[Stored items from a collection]

>> BEGIN

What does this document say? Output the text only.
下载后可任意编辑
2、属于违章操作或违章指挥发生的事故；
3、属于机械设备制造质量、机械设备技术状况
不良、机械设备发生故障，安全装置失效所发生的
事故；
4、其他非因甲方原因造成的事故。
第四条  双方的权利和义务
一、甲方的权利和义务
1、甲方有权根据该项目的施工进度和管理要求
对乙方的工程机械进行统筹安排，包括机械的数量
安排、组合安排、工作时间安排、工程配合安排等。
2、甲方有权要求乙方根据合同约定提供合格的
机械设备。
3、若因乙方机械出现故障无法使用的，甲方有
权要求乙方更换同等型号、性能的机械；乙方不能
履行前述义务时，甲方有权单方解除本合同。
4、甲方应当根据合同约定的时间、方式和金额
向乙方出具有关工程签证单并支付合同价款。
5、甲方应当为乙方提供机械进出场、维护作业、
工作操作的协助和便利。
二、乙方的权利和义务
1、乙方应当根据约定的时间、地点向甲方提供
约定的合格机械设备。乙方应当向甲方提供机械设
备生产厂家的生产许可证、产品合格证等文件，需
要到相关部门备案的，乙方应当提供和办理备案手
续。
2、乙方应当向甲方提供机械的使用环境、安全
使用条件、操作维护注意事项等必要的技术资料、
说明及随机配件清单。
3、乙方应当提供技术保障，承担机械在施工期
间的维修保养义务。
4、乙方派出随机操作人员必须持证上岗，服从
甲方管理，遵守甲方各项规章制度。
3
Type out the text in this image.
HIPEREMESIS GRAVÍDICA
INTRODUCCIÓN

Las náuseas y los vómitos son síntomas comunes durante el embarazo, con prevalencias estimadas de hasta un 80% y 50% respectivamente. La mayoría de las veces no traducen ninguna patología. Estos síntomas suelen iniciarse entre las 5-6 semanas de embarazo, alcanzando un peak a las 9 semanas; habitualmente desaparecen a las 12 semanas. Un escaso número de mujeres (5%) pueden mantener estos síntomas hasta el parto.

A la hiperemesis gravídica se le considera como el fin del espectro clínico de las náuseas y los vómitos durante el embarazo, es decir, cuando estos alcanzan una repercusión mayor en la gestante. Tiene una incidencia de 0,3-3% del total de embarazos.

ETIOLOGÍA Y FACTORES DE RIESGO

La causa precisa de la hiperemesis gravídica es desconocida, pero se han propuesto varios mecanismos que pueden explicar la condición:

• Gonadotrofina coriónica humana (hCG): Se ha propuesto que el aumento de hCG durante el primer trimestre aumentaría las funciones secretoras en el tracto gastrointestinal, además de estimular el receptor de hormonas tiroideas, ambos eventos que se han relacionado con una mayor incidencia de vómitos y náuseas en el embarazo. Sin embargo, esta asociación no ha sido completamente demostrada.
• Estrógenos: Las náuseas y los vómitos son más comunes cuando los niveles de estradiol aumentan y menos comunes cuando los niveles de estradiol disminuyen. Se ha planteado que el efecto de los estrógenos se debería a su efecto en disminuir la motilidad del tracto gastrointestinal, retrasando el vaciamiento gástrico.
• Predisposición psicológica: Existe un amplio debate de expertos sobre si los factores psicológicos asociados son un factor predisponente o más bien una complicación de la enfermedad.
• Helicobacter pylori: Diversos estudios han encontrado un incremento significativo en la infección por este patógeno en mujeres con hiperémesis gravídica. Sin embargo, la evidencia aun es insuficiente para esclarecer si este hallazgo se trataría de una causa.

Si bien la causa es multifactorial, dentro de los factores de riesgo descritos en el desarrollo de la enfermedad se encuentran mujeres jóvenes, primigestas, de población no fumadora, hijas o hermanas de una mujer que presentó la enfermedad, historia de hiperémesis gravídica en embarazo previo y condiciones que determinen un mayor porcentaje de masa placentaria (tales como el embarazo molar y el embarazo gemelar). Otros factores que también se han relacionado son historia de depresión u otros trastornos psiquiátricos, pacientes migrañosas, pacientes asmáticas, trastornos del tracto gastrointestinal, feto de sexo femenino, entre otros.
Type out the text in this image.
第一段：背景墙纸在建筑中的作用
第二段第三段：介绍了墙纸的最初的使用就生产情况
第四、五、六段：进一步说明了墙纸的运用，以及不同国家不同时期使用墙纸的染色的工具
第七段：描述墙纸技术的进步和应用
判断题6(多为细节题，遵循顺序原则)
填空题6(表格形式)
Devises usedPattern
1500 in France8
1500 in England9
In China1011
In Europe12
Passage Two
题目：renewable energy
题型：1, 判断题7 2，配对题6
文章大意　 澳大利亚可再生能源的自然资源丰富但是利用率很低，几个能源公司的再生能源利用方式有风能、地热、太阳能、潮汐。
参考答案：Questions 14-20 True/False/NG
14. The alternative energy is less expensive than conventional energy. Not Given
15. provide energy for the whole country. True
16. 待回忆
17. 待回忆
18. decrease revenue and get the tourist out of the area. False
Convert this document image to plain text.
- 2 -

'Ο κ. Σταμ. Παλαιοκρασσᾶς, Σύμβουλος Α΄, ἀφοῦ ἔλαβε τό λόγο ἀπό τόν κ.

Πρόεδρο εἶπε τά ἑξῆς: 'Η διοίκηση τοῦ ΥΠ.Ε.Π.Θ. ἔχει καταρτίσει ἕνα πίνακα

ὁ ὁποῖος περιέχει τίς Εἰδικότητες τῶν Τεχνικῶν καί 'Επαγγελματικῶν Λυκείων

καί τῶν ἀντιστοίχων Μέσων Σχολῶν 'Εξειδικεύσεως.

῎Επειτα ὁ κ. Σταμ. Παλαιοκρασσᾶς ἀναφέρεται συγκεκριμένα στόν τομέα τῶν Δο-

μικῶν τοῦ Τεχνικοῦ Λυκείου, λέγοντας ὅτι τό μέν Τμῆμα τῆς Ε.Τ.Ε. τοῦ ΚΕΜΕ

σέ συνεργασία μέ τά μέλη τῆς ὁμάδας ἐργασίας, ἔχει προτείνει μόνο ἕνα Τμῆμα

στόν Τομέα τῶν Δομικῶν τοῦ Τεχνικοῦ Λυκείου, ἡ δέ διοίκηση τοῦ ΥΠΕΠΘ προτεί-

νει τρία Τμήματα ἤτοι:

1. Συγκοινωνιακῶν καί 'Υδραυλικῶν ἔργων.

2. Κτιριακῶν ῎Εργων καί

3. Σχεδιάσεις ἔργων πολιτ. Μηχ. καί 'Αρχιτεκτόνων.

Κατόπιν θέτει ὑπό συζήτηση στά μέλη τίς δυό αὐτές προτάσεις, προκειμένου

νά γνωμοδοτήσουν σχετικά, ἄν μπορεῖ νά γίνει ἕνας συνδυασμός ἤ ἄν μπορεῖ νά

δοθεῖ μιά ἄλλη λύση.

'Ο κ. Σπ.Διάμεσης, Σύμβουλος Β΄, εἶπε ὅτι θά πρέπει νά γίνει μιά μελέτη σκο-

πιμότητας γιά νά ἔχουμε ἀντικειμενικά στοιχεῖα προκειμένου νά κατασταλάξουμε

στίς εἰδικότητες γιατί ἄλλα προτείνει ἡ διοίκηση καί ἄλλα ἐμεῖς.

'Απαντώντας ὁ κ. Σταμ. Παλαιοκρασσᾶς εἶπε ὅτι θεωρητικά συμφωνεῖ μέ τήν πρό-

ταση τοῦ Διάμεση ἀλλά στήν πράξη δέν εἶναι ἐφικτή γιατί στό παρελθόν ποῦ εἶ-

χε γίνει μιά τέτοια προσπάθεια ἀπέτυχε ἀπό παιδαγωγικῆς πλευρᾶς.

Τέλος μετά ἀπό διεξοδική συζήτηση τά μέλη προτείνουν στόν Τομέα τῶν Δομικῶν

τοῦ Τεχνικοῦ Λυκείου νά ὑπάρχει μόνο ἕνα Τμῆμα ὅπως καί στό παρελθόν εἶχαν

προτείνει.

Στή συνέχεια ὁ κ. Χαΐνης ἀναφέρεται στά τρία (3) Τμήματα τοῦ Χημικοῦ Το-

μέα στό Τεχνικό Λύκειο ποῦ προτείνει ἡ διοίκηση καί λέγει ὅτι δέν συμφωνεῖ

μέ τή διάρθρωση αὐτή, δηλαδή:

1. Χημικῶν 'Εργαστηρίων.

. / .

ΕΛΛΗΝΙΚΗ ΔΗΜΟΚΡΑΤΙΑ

>> END

§ Problem to work on: Tally the lines of the records holding the word "durante", then state only the tally.

§ Exercise result: 3